Output every line below without omitting or altering anything.
-- Start --
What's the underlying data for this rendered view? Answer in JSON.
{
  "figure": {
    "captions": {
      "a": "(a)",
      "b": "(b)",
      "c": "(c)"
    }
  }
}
-- End --
Expected output:
What's the underlying data for this rendered view? Answer in JSON.
{
  "figure": {
    "captions": {
      "a": "(a)",
      "b": "(b)",
      "c": "(c)"
    }
  }
}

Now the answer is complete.